Using the records that follow, copy every line containing the word "George".
* begin RECORDS SHOWN *
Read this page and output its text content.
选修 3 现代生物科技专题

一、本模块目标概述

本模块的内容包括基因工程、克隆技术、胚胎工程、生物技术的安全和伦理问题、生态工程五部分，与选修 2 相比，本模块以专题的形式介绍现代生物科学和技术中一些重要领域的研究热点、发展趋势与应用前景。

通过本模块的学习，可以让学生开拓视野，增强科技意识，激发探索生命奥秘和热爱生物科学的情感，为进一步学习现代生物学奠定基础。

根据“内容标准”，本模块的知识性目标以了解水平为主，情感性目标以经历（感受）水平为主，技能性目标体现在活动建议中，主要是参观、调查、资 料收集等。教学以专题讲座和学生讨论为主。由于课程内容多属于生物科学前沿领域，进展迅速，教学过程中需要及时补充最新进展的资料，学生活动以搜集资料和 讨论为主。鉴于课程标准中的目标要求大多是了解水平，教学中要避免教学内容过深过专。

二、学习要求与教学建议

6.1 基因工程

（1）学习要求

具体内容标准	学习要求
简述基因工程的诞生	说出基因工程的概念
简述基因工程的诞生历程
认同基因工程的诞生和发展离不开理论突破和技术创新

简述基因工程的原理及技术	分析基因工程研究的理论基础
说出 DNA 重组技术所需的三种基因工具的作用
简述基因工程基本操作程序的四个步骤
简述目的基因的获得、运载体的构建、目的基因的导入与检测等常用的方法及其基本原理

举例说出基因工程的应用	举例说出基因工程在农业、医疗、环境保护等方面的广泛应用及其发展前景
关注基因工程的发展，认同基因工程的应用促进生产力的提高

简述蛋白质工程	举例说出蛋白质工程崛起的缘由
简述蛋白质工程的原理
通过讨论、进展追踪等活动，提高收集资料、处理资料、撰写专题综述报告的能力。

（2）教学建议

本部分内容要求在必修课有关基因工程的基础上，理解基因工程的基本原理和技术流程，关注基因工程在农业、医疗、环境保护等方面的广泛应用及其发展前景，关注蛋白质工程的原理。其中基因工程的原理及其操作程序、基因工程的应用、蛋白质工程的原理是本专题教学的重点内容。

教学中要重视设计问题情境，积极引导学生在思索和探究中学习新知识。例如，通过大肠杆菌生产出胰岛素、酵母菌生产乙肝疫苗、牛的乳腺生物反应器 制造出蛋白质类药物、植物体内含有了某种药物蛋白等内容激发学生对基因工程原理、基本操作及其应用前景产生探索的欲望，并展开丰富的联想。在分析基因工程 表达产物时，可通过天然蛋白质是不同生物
* end RECORDS SHOWN *
* begin RECORDS SHOWN *
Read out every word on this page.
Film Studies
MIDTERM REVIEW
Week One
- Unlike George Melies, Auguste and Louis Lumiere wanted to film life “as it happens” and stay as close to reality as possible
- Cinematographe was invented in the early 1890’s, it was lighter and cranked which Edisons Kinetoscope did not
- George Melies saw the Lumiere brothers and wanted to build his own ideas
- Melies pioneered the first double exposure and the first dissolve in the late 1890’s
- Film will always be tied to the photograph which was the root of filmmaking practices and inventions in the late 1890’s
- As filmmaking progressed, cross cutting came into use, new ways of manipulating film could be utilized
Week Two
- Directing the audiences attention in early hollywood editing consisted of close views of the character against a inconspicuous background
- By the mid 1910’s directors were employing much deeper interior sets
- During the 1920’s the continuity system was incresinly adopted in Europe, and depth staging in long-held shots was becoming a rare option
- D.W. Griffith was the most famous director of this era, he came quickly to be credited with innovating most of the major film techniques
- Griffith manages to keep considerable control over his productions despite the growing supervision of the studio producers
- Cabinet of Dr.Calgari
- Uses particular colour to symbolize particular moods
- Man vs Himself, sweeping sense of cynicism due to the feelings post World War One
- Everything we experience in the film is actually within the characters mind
* end RECORDS SHOWN *
ANSWER:
- Unlike George Melies, Auguste and Louis Lumiere wanted to film life “as it happens” and stay as close to reality as possible
- George Melies saw the Lumiere brothers and wanted to build his own ideas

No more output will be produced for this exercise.